WHAT TO DO: Reproduce every record below exactly as it appears.

Figure data in JSON:
** begin **
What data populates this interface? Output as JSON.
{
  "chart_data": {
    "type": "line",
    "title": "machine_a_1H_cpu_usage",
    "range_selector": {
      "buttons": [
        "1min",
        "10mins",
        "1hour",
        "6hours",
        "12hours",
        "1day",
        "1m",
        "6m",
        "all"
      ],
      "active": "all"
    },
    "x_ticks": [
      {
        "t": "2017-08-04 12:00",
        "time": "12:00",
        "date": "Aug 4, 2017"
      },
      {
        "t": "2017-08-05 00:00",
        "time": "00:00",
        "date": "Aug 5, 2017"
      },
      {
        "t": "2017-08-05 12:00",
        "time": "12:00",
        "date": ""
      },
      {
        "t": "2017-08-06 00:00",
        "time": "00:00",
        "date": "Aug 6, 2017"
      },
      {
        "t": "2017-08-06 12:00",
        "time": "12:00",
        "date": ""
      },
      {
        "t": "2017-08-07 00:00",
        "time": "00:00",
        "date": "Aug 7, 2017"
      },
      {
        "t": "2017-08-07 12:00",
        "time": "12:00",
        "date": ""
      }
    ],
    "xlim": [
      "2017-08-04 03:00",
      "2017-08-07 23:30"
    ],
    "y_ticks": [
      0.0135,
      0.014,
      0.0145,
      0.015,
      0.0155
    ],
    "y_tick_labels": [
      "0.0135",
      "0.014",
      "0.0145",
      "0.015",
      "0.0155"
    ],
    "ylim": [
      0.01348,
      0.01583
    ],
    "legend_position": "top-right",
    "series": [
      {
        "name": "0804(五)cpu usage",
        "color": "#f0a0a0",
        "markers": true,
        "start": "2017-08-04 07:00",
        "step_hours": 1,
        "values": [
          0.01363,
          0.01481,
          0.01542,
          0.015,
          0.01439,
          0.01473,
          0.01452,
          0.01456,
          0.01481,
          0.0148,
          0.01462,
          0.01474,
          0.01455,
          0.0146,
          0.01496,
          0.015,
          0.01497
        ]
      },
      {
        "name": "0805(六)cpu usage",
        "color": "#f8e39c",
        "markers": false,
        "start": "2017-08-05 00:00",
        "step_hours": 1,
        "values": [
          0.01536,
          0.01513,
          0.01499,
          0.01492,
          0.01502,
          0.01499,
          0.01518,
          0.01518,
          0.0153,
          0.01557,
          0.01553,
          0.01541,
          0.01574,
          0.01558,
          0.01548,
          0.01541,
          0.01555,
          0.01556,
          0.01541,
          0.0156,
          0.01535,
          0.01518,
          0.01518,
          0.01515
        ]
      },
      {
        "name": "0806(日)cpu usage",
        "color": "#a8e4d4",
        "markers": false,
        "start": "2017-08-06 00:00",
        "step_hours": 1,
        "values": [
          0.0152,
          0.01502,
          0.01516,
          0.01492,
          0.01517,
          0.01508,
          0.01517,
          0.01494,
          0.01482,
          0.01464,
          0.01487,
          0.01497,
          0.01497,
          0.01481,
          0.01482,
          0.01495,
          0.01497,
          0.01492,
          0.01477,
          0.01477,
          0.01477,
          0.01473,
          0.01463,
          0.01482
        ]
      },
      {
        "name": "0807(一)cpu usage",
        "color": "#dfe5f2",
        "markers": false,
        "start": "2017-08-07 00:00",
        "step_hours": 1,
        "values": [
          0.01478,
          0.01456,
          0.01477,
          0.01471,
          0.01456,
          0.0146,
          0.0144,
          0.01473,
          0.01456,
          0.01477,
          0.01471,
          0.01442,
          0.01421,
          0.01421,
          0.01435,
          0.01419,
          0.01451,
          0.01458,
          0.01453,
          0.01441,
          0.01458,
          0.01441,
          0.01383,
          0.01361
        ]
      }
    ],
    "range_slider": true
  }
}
** end **
RESULT OF THE TASK:
What data populates this interface? Output as JSON.
{
  "chart_data": {
    "type": "line",
    "title": "machine_a_1H_cpu_usage",
    "range_selector": {
      "buttons": [
        "1min",
        "10mins",
        "1hour",
        "6hours",
        "12hours",
        "1day",
        "1m",
        "6m",
        "all"
      ],
      "active": "all"
    },
    "x_ticks": [
      {
        "t": "2017-08-04 12:00",
        "time": "12:00",
        "date": "Aug 4, 2017"
      },
      {
        "t": "2017-08-05 00:00",
        "time": "00:00",
        "date": "Aug 5, 2017"
      },
      {
        "t": "2017-08-05 12:00",
        "time": "12:00",
        "date": ""
      },
      {
        "t": "2017-08-06 00:00",
        "time": "00:00",
        "date": "Aug 6, 2017"
      },
      {
        "t": "2017-08-06 12:00",
        "time": "12:00",
        "date": ""
      },
      {
        "t": "2017-08-07 00:00",
        "time": "00:00",
        "date": "Aug 7, 2017"
      },
      {
        "t": "2017-08-07 12:00",
        "time": "12:00",
        "date": ""
      }
    ],
    "xlim": [
      "2017-08-04 03:00",
      "2017-08-07 23:30"
    ],
    "y_ticks": [
      0.0135,
      0.014,
      0.0145,
      0.015,
      0.0155
    ],
    "y_tick_labels": [
      "0.0135",
      "0.014",
      "0.0145",
      "0.015",
      "0.0155"
    ],
    "ylim": [
      0.01348,
      0.01583
    ],
    "legend_position": "top-right",
    "series": [
      {
        "name": "0804(五)cpu usage",
        "color": "#f0a0a0",
        "markers": true,
        "start": "2017-08-04 07:00",
        "step_hours": 1,
        "values": [
          0.01363,
          0.01481,
          0.01542,
          0.015,
          0.01439,
          0.01473,
          0.01452,
          0.01456,
          0.01481,
          0.0148,
          0.01462,
          0.01474,
          0.01455,
          0.0146,
          0.01496,
          0.015,
          0.01497
        ]
      },
      {
        "name": "0805(六)cpu usage",
        "color": "#f8e39c",
        "markers": false,
        "start": "2017-08-05 00:00",
        "step_hours": 1,
        "values": [
          0.01536,
          0.01513,
          0.01499,
          0.01492,
          0.01502,
          0.01499,
          0.01518,
          0.01518,
          0.0153,
          0.01557,
          0.01553,
          0.01541,
          0.01574,
          0.01558,
          0.01548,
          0.01541,
          0.01555,
          0.01556,
          0.01541,
          0.0156,
          0.01535,
          0.01518,
          0.01518,
          0.01515
        ]
      },
      {
        "name": "0806(日)cpu usage",
        "color": "#a8e4d4",
        "markers": false,
        "start": "2017-08-06 00:00",
        "step_hours": 1,
        "values": [
          0.0152,
          0.01502,
          0.01516,
          0.01492,
          0.01517,
          0.01508,
          0.01517,
          0.01494,
          0.01482,
          0.01464,
          0.01487,
          0.01497,
          0.01497,
          0.01481,
          0.01482,
          0.01495,
          0.01497,
          0.01492,
          0.01477,
          0.01477,
          0.01477,
          0.01473,
          0.01463,
          0.01482
        ]
      },
      {
        "name": "0807(一)cpu usage",
        "color": "#dfe5f2",
        "markers": false,
        "start": "2017-08-07 00:00",
        "step_hours": 1,
        "values": [
          0.01478,
          0.01456,
          0.01477,
          0.01471,
          0.01456,
          0.0146,
          0.0144,
          0.01473,
          0.01456,
          0.01477,
          0.01471,
          0.01442,
          0.01421,
          0.01421,
          0.01435,
          0.01419,
          0.01451,
          0.01458,
          0.01453,
          0.01441,
          0.01458,
          0.01441,
          0.01383,
          0.01361
        ]
      }
    ],
    "range_slider": true
  }
}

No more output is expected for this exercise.